_Prompt_. Take the listing and print it in full, exactly as given.

_The records_.
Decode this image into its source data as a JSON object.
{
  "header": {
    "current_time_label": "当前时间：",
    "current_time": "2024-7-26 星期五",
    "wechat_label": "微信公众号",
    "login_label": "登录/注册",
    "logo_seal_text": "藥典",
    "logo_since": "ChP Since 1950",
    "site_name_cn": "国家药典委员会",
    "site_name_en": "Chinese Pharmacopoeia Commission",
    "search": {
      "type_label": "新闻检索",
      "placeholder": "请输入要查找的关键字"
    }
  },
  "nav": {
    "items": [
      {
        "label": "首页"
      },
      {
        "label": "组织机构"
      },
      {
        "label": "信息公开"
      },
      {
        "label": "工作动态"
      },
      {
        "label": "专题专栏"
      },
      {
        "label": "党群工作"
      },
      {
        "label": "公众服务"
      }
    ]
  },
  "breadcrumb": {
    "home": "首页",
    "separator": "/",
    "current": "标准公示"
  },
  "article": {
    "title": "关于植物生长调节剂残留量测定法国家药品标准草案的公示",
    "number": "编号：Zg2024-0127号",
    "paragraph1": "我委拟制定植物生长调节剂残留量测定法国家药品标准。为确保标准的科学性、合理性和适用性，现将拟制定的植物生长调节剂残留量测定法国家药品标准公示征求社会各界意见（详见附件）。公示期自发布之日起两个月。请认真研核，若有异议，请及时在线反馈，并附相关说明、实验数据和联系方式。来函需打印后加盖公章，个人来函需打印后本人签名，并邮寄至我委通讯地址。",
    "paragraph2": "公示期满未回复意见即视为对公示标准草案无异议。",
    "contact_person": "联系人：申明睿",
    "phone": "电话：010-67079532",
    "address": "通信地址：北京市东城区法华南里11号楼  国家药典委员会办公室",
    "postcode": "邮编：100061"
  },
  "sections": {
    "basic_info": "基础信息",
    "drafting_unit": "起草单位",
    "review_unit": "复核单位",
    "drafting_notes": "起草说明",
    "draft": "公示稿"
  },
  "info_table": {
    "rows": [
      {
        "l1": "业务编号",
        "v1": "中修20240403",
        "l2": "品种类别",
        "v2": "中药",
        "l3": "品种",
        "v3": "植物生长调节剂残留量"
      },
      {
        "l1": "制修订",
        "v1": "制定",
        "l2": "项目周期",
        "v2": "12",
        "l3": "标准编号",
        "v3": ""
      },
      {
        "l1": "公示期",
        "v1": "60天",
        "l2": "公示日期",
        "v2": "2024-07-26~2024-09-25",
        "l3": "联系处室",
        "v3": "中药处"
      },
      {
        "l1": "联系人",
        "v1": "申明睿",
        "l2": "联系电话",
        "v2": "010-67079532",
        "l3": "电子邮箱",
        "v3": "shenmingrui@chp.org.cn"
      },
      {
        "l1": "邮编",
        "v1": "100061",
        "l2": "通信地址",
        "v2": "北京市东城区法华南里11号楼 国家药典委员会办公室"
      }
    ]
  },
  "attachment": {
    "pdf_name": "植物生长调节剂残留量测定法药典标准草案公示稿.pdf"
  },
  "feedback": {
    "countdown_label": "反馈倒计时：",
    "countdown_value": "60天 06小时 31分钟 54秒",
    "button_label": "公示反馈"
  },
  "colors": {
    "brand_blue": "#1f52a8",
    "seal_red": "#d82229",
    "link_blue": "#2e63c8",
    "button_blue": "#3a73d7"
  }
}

_Response to the task_.
Decode this image into its source data as a JSON object.
{
  "header": {
    "current_time_label": "当前时间：",
    "current_time": "2024-7-26 星期五",
    "wechat_label": "微信公众号",
    "login_label": "登录/注册",
    "logo_seal_text": "藥典",
    "logo_since": "ChP Since 1950",
    "site_name_cn": "国家药典委员会",
    "site_name_en": "Chinese Pharmacopoeia Commission",
    "search": {
      "type_label": "新闻检索",
      "placeholder": "请输入要查找的关键字"
    }
  },
  "nav": {
    "items": [
      {
        "label": "首页"
      },
      {
        "label": "组织机构"
      },
      {
        "label": "信息公开"
      },
      {
        "label": "工作动态"
      },
      {
        "label": "专题专栏"
      },
      {
        "label": "党群工作"
      },
      {
        "label": "公众服务"
      }
    ]
  },
  "breadcrumb": {
    "home": "首页",
    "separator": "/",
    "current": "标准公示"
  },
  "article": {
    "title": "关于植物生长调节剂残留量测定法国家药品标准草案的公示",
    "number": "编号：Zg2024-0127号",
    "paragraph1": "我委拟制定植物生长调节剂残留量测定法国家药品标准。为确保标准的科学性、合理性和适用性，现将拟制定的植物生长调节剂残留量测定法国家药品标准公示征求社会各界意见（详见附件）。公示期自发布之日起两个月。请认真研核，若有异议，请及时在线反馈，并附相关说明、实验数据和联系方式。来函需打印后加盖公章，个人来函需打印后本人签名，并邮寄至我委通讯地址。",
    "paragraph2": "公示期满未回复意见即视为对公示标准草案无异议。",
    "contact_person": "联系人：申明睿",
    "phone": "电话：010-67079532",
    "address": "通信地址：北京市东城区法华南里11号楼  国家药典委员会办公室",
    "postcode": "邮编：100061"
  },
  "sections": {
    "basic_info": "基础信息",
    "drafting_unit": "起草单位",
    "review_unit": "复核单位",
    "drafting_notes": "起草说明",
    "draft": "公示稿"
  },
  "info_table": {
    "rows": [
      {
        "l1": "业务编号",
        "v1": "中修20240403",
        "l2": "品种类别",
        "v2": "中药",
        "l3": "品种",
        "v3": "植物生长调节剂残留量"
      },
      {
        "l1": "制修订",
        "v1": "制定",
        "l2": "项目周期",
        "v2": "12",
        "l3": "标准编号",
        "v3": ""
      },
      {
        "l1": "公示期",
        "v1": "60天",
        "l2": "公示日期",
        "v2": "2024-07-26~2024-09-25",
        "l3": "联系处室",
        "v3": "中药处"
      },
      {
        "l1": "联系人",
        "v1": "申明睿",
        "l2": "联系电话",
        "v2": "010-67079532",
        "l3": "电子邮箱",
        "v3": "shenmingrui@chp.org.cn"
      },
      {
        "l1": "邮编",
        "v1": "100061",
        "l2": "通信地址",
        "v2": "北京市东城区法华南里11号楼 国家药典委员会办公室"
      }
    ]
  },
  "attachment": {
    "pdf_name": "植物生长调节剂残留量测定法药典标准草案公示稿.pdf"
  },
  "feedback": {
    "countdown_label": "反馈倒计时：",
    "countdown_value": "60天 06小时 31分钟 54秒",
    "button_label": "公示反馈"
  },
  "colors": {
    "brand_blue": "#1f52a8",
    "seal_red": "#d82229",
    "link_blue": "#2e63c8",
    "button_blue": "#3a73d7"
  }
}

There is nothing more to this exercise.